| Goal |
An exact copy of all the data is required, with pictures left out.

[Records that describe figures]
————

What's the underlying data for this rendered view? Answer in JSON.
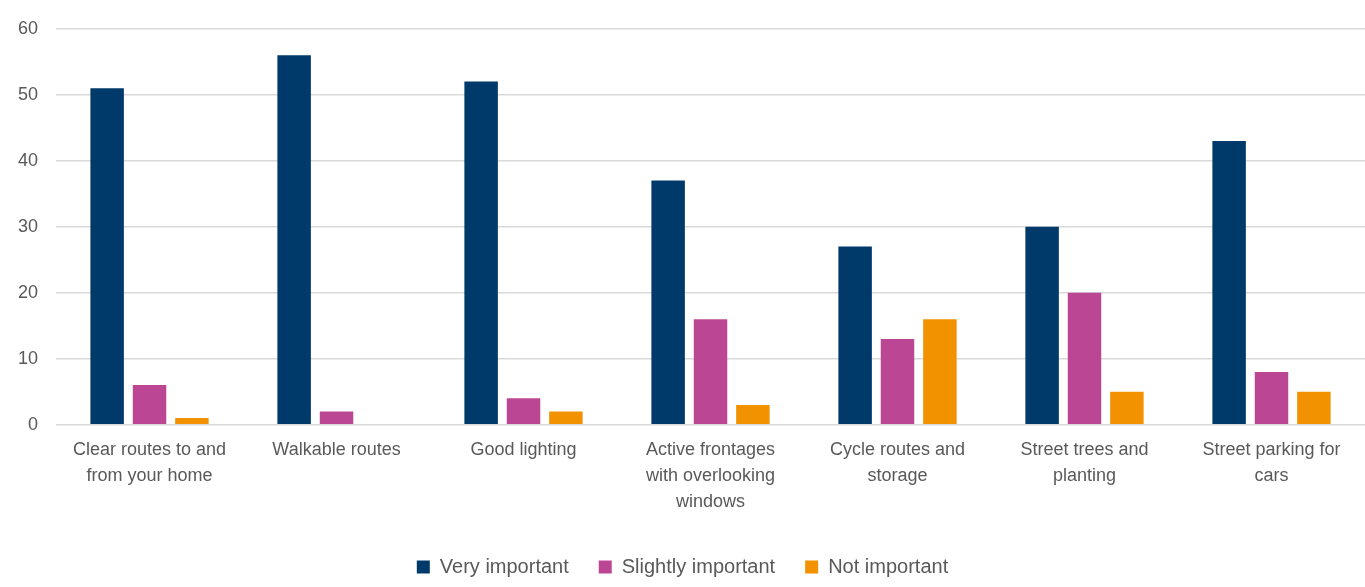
{
  "chart_data": {
    "type": "bar",
    "categories": [
      "Clear routes to and from your home",
      "Walkable routes",
      "Good lighting",
      "Active frontages with overlooking windows",
      "Cycle routes and storage",
      "Street trees and planting",
      "Street parking for cars"
    ],
    "series": [
      {
        "name": "Very important",
        "color": "#003a6a",
        "values": [
          51,
          56,
          52,
          37,
          27,
          30,
          43
        ]
      },
      {
        "name": "Slightly important",
        "color": "#bb4794",
        "values": [
          6,
          2,
          4,
          16,
          13,
          20,
          8
        ]
      },
      {
        "name": "Not important",
        "color": "#f39200",
        "values": [
          1,
          0,
          2,
          3,
          16,
          5,
          5
        ]
      }
    ],
    "ylim": [
      0,
      60
    ],
    "yticks": [
      0,
      10,
      20,
      30,
      40,
      50,
      60
    ],
    "grid": "y",
    "legend": "bottom"
  }
}
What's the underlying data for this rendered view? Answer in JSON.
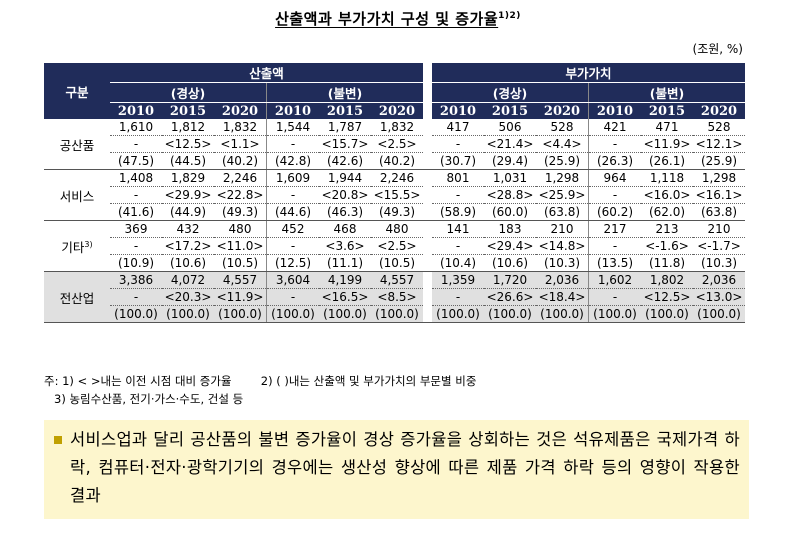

————

| The response |
What's the underlying data for this rendered view? Answer in JSON.
{
  "chart_data": {
    "type": "bar",
    "categories": [
      "Clear routes to and from your home",
      "Walkable routes",
      "Good lighting",
      "Active frontages with overlooking windows",
      "Cycle routes and storage",
      "Street trees and planting",
      "Street parking for cars"
    ],
    "series": [
      {
        "name": "Very important",
        "color": "#003a6a",
        "values": [
          51,
          56,
          52,
          37,
          27,
          30,
          43
        ]
      },
      {
        "name": "Slightly important",
        "color": "#bb4794",
        "values": [
          6,
          2,
          4,
          16,
          13,
          20,
          8
        ]
      },
      {
        "name": "Not important",
        "color": "#f39200",
        "values": [
          1,
          0,
          2,
          3,
          16,
          5,
          5
        ]
      }
    ],
    "ylim": [
      0,
      60
    ],
    "yticks": [
      0,
      10,
      20,
      30,
      40,
      50,
      60
    ],
    "grid": "y",
    "legend": "bottom"
  }
}
What's the underlying data for this rendered view? Answer in JSON.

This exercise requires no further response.